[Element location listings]
━━━

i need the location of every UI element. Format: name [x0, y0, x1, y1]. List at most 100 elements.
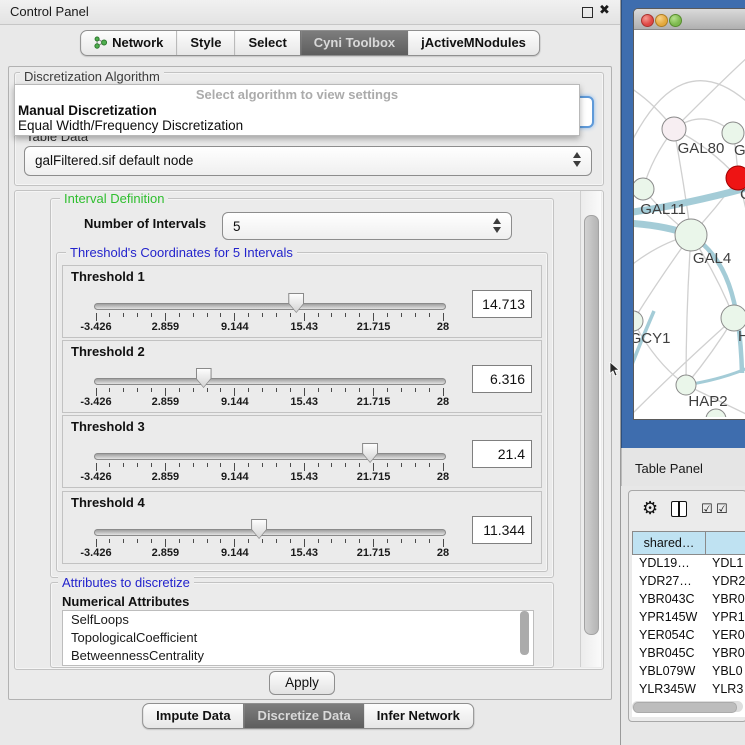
tick-label: 2.859: [135, 396, 195, 408]
tick-label: 28: [413, 321, 473, 333]
network-canvas[interactable]: GAL80GCGAL11GAL4GCY1HHAP2: [634, 29, 745, 417]
combo-stepper-icon[interactable]: [573, 152, 582, 167]
major-tick: [165, 388, 166, 396]
threshold-slider-track[interactable]: [94, 453, 446, 460]
checkbox-icon[interactable]: ☑: [716, 502, 728, 517]
tab-style[interactable]: Style: [176, 31, 234, 55]
network-edge[interactable]: [686, 235, 691, 385]
number-of-intervals-spinner[interactable]: 5: [222, 212, 512, 240]
network-edge[interactable]: [674, 57, 745, 129]
network-node-gal4[interactable]: [675, 219, 707, 251]
discretization-algorithm-label: Discretization Algorithm: [20, 70, 164, 84]
tab-infer-network[interactable]: Infer Network: [364, 704, 473, 728]
threshold-slider-track[interactable]: [94, 529, 446, 536]
algorithm-option[interactable]: Manual Discretization: [18, 103, 157, 118]
table-panel: ⚙ ☑ ☑ shared…n YDL19…YDL1YDR27…YDR2YBR04…: [628, 490, 745, 722]
node-label: H: [738, 328, 745, 345]
table-row[interactable]: YER054CYER0: [632, 627, 745, 645]
vertical-scrollbar[interactable]: [580, 191, 601, 667]
control-panel-titlebar: Control Panel ✖: [0, 0, 620, 25]
threshold-label: Threshold 3: [71, 419, 145, 434]
tick-label: 9.144: [205, 547, 265, 559]
network-node[interactable]: [706, 409, 726, 417]
network-window-titlebar[interactable]: [634, 9, 745, 30]
threshold-value-field[interactable]: 6.316: [472, 365, 532, 393]
major-tick: [373, 463, 374, 471]
threshold-panel: Threshold 4-3.4262.8599.14415.4321.71528…: [62, 491, 542, 564]
network-node-g[interactable]: [722, 122, 744, 144]
gear-icon[interactable]: ⚙: [642, 498, 658, 519]
cell-shared-name: YPR145W: [639, 610, 697, 624]
major-tick: [96, 388, 97, 396]
cell-shared-name: YBR045C: [639, 646, 695, 660]
node-label: HAP2: [688, 393, 727, 410]
table-row[interactable]: YPR145WYPR1: [632, 609, 745, 627]
scrollbar-thumb[interactable]: [584, 215, 599, 635]
threshold-slider-thumb[interactable]: [251, 519, 267, 539]
zoom-traffic-light-icon[interactable]: [669, 14, 682, 27]
column-header-1[interactable]: shared…: [632, 531, 705, 555]
minor-tick: [137, 539, 138, 543]
table-row[interactable]: YDR27…YDR2: [632, 573, 745, 591]
tick-label: 15.43: [274, 396, 334, 408]
network-node-hap2[interactable]: [676, 375, 696, 395]
minor-tick: [401, 313, 402, 317]
cell-shared-name: YER054C: [639, 628, 695, 642]
threshold-value-field[interactable]: 14.713: [472, 290, 532, 318]
spinner-stepper-icon[interactable]: [493, 218, 502, 233]
threshold-slider-track[interactable]: [94, 303, 446, 310]
threshold-slider-thumb[interactable]: [196, 368, 212, 388]
apply-button[interactable]: Apply: [269, 671, 335, 695]
attribute-item[interactable]: BetweennessCentrality: [63, 647, 533, 665]
tab-impute-data[interactable]: Impute Data: [143, 704, 243, 728]
table-data-combobox[interactable]: galFiltered.sif default node: [24, 146, 592, 176]
tick-label: -3.426: [66, 321, 126, 333]
attribute-item[interactable]: TopologicalCoefficient: [63, 629, 533, 647]
minor-tick: [193, 388, 194, 392]
tick-label: -3.426: [66, 471, 126, 483]
attributes-scrollbar-thumb[interactable]: [520, 611, 529, 655]
attribute-item[interactable]: SelfLoops: [63, 611, 533, 629]
tab-select[interactable]: Select: [234, 31, 299, 55]
network-node-gal80[interactable]: [662, 117, 686, 141]
tab-network[interactable]: Network: [81, 31, 176, 55]
table-row[interactable]: YBL079WYBL0: [632, 663, 745, 681]
table-horizontal-scrollbar[interactable]: [632, 701, 743, 712]
minor-tick: [207, 313, 208, 317]
table-row[interactable]: YBR043CYBR0: [632, 591, 745, 609]
minimize-traffic-light-icon[interactable]: [655, 14, 668, 27]
network-node-gcy1[interactable]: [634, 311, 643, 331]
minor-tick: [109, 463, 110, 467]
threshold-slider-track[interactable]: [94, 378, 446, 385]
table-row[interactable]: YDL19…YDL1: [632, 555, 745, 573]
threshold-slider-thumb[interactable]: [362, 443, 378, 463]
tick-label: 9.144: [205, 396, 265, 408]
numerical-attributes-list[interactable]: SelfLoopsTopologicalCoefficientBetweenne…: [62, 610, 534, 666]
algorithm-option[interactable]: Equal Width/Frequency Discretization: [18, 118, 243, 133]
checkbox-icon[interactable]: ☑: [701, 502, 713, 517]
float-window-icon[interactable]: [582, 7, 593, 18]
threshold-slider-thumb[interactable]: [288, 293, 304, 313]
node-label: GAL4: [693, 250, 731, 267]
column-header-2[interactable]: n: [705, 531, 745, 555]
table-scrollbar-thumb[interactable]: [633, 702, 737, 713]
tab-cyni-toolbox[interactable]: Cyni Toolbox: [300, 31, 408, 55]
tab-jactivemnodules[interactable]: jActiveMNodules: [408, 31, 539, 55]
minor-tick: [359, 388, 360, 392]
close-traffic-light-icon[interactable]: [641, 14, 654, 27]
table-row[interactable]: YBR045CYBR0: [632, 645, 745, 663]
columns-icon[interactable]: [671, 501, 687, 517]
tab-discretize-data[interactable]: Discretize Data: [244, 704, 364, 728]
minor-tick: [248, 463, 249, 467]
minor-tick: [193, 463, 194, 467]
network-node-gal11[interactable]: [634, 178, 654, 200]
threshold-value-field[interactable]: 11.344: [472, 516, 532, 544]
threshold-value-field[interactable]: 21.4: [472, 440, 532, 468]
minor-tick: [318, 388, 319, 392]
major-tick: [304, 313, 305, 321]
close-icon[interactable]: ✖: [599, 3, 610, 18]
table-row[interactable]: YLR345WYLR3: [632, 681, 745, 699]
minor-tick: [401, 463, 402, 467]
tick-label: 15.43: [274, 547, 334, 559]
minor-tick: [359, 463, 360, 467]
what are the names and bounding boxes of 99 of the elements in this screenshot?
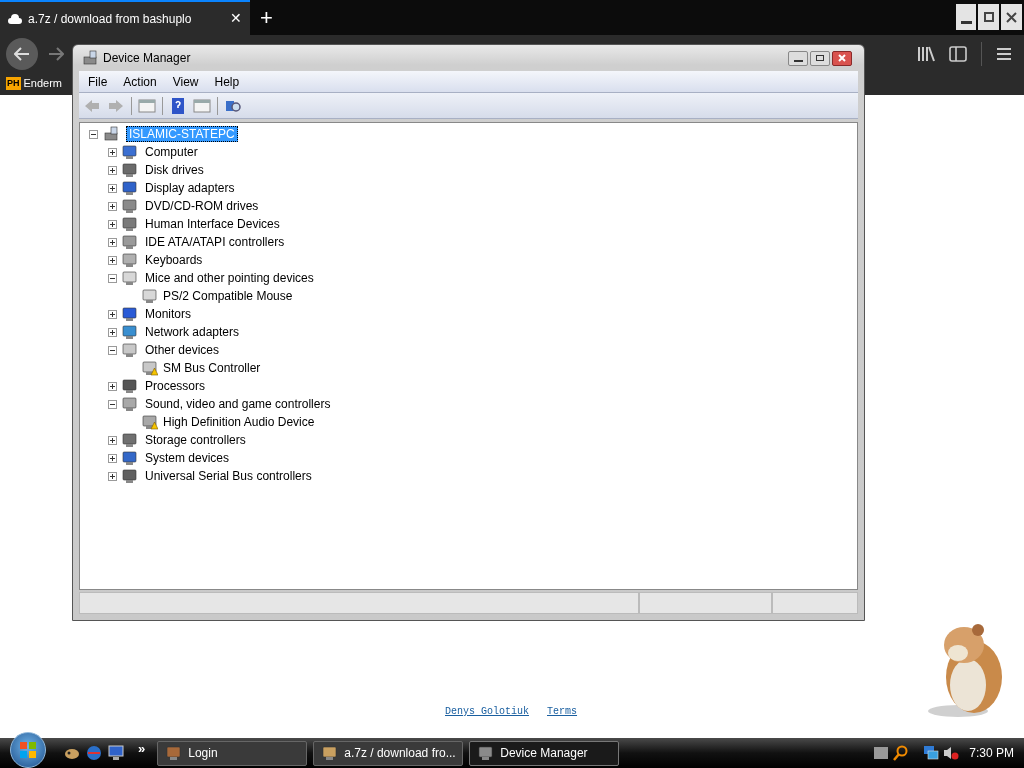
device-icon [122, 198, 138, 214]
forward-arrow-icon[interactable] [48, 46, 64, 61]
tab-close-button[interactable]: ✕ [230, 8, 242, 29]
expand-toggle[interactable] [108, 471, 117, 481]
window-title: Device Manager [103, 50, 191, 67]
library-icon[interactable] [917, 45, 935, 62]
close-icon [1006, 11, 1017, 23]
app-icon [166, 745, 183, 761]
device-icon [122, 234, 138, 250]
restore-button[interactable] [978, 4, 999, 30]
tab-title: a.7z / download from bashuplo [28, 10, 193, 28]
device-icon [122, 144, 138, 160]
collapse-toggle[interactable] [89, 129, 98, 139]
help-icon[interactable] [169, 96, 187, 115]
tree-item[interactable]: PS/2 Compatible Mouse [161, 287, 295, 305]
tree-item[interactable]: Computer [143, 143, 200, 161]
tree-item[interactable]: High Definition Audio Device [161, 413, 317, 431]
tree-item[interactable]: Disk drives [143, 161, 206, 179]
device-icon [122, 324, 138, 340]
menu-item[interactable]: File [81, 72, 115, 91]
cloud-icon [8, 12, 22, 25]
expand-toggle[interactable] [108, 327, 117, 337]
tree-item[interactable]: Keyboards [143, 251, 205, 269]
tree-item[interactable]: Other devices [143, 341, 222, 359]
app-icon [478, 745, 495, 761]
device-icon [122, 270, 138, 286]
start-button[interactable] [10, 732, 46, 768]
device-icon [122, 396, 138, 412]
expand-toggle[interactable] [108, 201, 117, 211]
tree-item[interactable]: System devices [143, 449, 232, 467]
menu-item[interactable]: Action [116, 72, 164, 91]
network-icon[interactable] [923, 745, 940, 761]
expand-toggle[interactable] [108, 309, 117, 319]
muted-speaker-icon[interactable] [943, 745, 960, 761]
taskbar-button[interactable]: Login [157, 740, 308, 766]
overflow-chevron[interactable]: » [138, 739, 146, 759]
close-icon [838, 54, 846, 62]
tree-item[interactable]: Network adapters [143, 323, 242, 341]
expand-toggle[interactable] [108, 165, 117, 175]
new-tab-button[interactable]: + [250, 0, 283, 35]
expand-toggle[interactable] [108, 381, 117, 391]
site-badge-icon: PH [6, 77, 21, 90]
maximize-button[interactable] [810, 50, 830, 66]
expand-toggle[interactable] [108, 237, 117, 247]
app-icon [322, 745, 339, 761]
minimize-button[interactable] [788, 50, 808, 66]
tree-item[interactable]: Processors [143, 377, 208, 395]
collapse-toggle[interactable] [108, 399, 117, 409]
expand-toggle[interactable] [108, 453, 117, 463]
tray-icon[interactable] [873, 745, 890, 761]
tree-item[interactable]: Display adapters [143, 179, 237, 197]
device-icon [122, 450, 138, 466]
device-icon [122, 306, 138, 322]
collapse-toggle[interactable] [108, 273, 117, 283]
device-icon [122, 162, 138, 178]
device-icon [122, 252, 138, 268]
device-icon [122, 342, 138, 358]
tree-item[interactable]: Monitors [143, 305, 193, 323]
globe-icon[interactable] [86, 745, 102, 761]
expand-toggle[interactable] [108, 147, 117, 157]
tree-item[interactable]: Mice and other pointing devices [143, 269, 316, 287]
sidebar-icon[interactable] [949, 45, 967, 62]
footer-link[interactable]: Denys Golotiuk [445, 704, 529, 719]
device-icon [122, 468, 138, 484]
expand-toggle[interactable] [108, 435, 117, 445]
expand-toggle[interactable] [108, 183, 117, 193]
back-arrow-icon [14, 46, 30, 61]
device-icon [122, 180, 138, 196]
tree-item[interactable]: Universal Serial Bus controllers [143, 467, 314, 485]
tree-item[interactable]: SM Bus Controller [161, 359, 263, 377]
device-manager-icon [83, 50, 99, 66]
menu-icon[interactable] [996, 46, 1012, 61]
computer-network-icon [104, 126, 120, 142]
taskbar-button[interactable]: Device Manager [469, 740, 620, 766]
expand-toggle[interactable] [108, 255, 117, 265]
windows-logo-icon [19, 741, 37, 759]
back-button[interactable] [6, 37, 38, 70]
close-button[interactable] [1001, 4, 1022, 30]
expand-toggle[interactable] [108, 219, 117, 229]
clock[interactable]: 7:30 PM [969, 744, 1014, 762]
menu-item[interactable]: Help [207, 72, 247, 91]
tree-item[interactable]: IDE ATA/ATAPI controllers [143, 233, 287, 251]
browser-tab[interactable]: a.7z / download from bashuplo ✕ [0, 0, 250, 35]
device-icon [122, 378, 138, 394]
minimize-button[interactable] [956, 4, 976, 30]
menu-item[interactable]: View [165, 72, 206, 91]
device-icon [122, 216, 138, 232]
collapse-toggle[interactable] [108, 345, 117, 355]
close-button[interactable] [832, 50, 852, 66]
taskbar-button[interactable]: a.7z / download fro... [313, 740, 464, 766]
tree-item[interactable]: Human Interface Devices [143, 215, 282, 233]
footer-link[interactable]: Terms [547, 704, 578, 719]
bookmark-link[interactable]: Enderm [23, 75, 63, 92]
tree-item[interactable]: Storage controllers [143, 431, 248, 449]
tree-item[interactable]: Sound, video and game controllers [143, 395, 333, 413]
monitor-icon[interactable] [108, 745, 124, 761]
search-icon[interactable] [893, 745, 910, 761]
device-icon [122, 432, 138, 448]
tree-item[interactable]: DVD/CD-ROM drives [143, 197, 261, 215]
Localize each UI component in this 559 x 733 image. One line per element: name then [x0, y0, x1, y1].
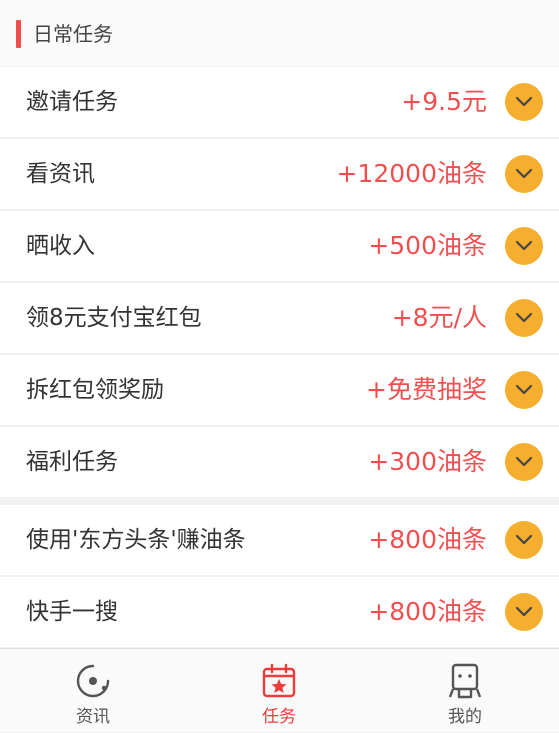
task-label: 领8元支付宝红包: [26, 305, 202, 331]
tab-label: 我的: [448, 707, 482, 727]
chevron-down-icon[interactable]: [505, 227, 543, 265]
task-reward: +800油条: [368, 525, 487, 554]
task-reward: +9.5元: [401, 87, 487, 116]
chevron-down-icon[interactable]: [505, 299, 543, 337]
chevron-down-icon[interactable]: [505, 443, 543, 481]
tab-tasks[interactable]: 任务: [186, 649, 372, 733]
task-row-welfare[interactable]: 福利任务 +300油条: [0, 427, 559, 497]
task-reward: +300油条: [368, 447, 487, 476]
tab-profile[interactable]: 我的: [372, 649, 558, 733]
task-list: 邀请任务 +9.5元 看资讯 +12000油条 晒收入 +500油条 领8元支付…: [0, 67, 559, 649]
chevron-down-icon[interactable]: [505, 83, 543, 121]
task-row-kuaishou-search[interactable]: 快手一搜 +800油条: [0, 577, 559, 647]
section-title: 日常任务: [33, 22, 113, 46]
task-reward: +800油条: [368, 597, 487, 626]
task-label: 看资讯: [26, 161, 95, 187]
section-accent-bar: [16, 20, 21, 48]
task-reward: +500油条: [368, 231, 487, 260]
task-label: 快手一搜: [26, 599, 118, 625]
task-label: 使用'东方头条'赚油条: [26, 527, 246, 553]
task-row-use-app[interactable]: 使用'东方头条'赚油条 +800油条: [0, 505, 559, 575]
calendar-star-icon: [261, 663, 297, 699]
task-row-read-news[interactable]: 看资讯 +12000油条: [0, 139, 559, 209]
chevron-down-icon[interactable]: [505, 371, 543, 409]
tab-news[interactable]: 资讯: [0, 649, 186, 733]
task-label: 拆红包领奖励: [26, 377, 164, 403]
task-row-invite[interactable]: 邀请任务 +9.5元: [0, 67, 559, 137]
task-reward: +免费抽奖: [366, 375, 487, 404]
chevron-down-icon[interactable]: [505, 155, 543, 193]
task-row-open-red-packet[interactable]: 拆红包领奖励 +免费抽奖: [0, 355, 559, 425]
task-reward: +12000油条: [336, 159, 487, 188]
task-label: 福利任务: [26, 449, 118, 475]
task-reward: +8元/人: [391, 303, 487, 332]
tab-label: 任务: [262, 707, 296, 727]
section-header: 日常任务: [0, 0, 559, 66]
task-label: 晒收入: [26, 233, 95, 259]
task-row-alipay-red-packet[interactable]: 领8元支付宝红包 +8元/人: [0, 283, 559, 353]
chevron-down-icon[interactable]: [505, 521, 543, 559]
task-row-share-income[interactable]: 晒收入 +500油条: [0, 211, 559, 281]
chevron-down-icon[interactable]: [505, 593, 543, 631]
task-label: 邀请任务: [26, 89, 118, 115]
tab-label: 资讯: [76, 707, 110, 727]
bottom-tab-bar: 资讯 任务 我的: [0, 648, 559, 732]
profile-icon: [447, 663, 483, 699]
news-icon: [75, 663, 111, 699]
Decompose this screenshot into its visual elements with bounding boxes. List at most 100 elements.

━━━

**What you should do:**
Can you copy out the lines word for word, starting at the line that contains "task-label: 领8元支付宝红包: [26, 305, 202, 331]" and ending after the line that contains "section-title: 日常任务: [33, 22, 113, 46]"?

**Exercise response:**
task-label: 领8元支付宝红包: [26, 305, 202, 331]
tab-label: 我的: [448, 707, 482, 727]
chevron-down-icon[interactable]: [505, 227, 543, 265]
task-reward: +800油条: [368, 525, 487, 554]
task-reward: +9.5元: [401, 87, 487, 116]
chevron-down-icon[interactable]: [505, 299, 543, 337]
chevron-down-icon[interactable]: [505, 443, 543, 481]
tab-tasks[interactable]: 任务: [186, 649, 372, 733]
task-row-welfare[interactable]: 福利任务 +300油条: [0, 427, 559, 497]
task-reward: +300油条: [368, 447, 487, 476]
tab-profile[interactable]: 我的: [372, 649, 558, 733]
task-list: 邀请任务 +9.5元 看资讯 +12000油条 晒收入 +500油条 领8元支付…: [0, 67, 559, 649]
chevron-down-icon[interactable]: [505, 83, 543, 121]
task-row-kuaishou-search[interactable]: 快手一搜 +800油条: [0, 577, 559, 647]
section-title: 日常任务: [33, 22, 113, 46]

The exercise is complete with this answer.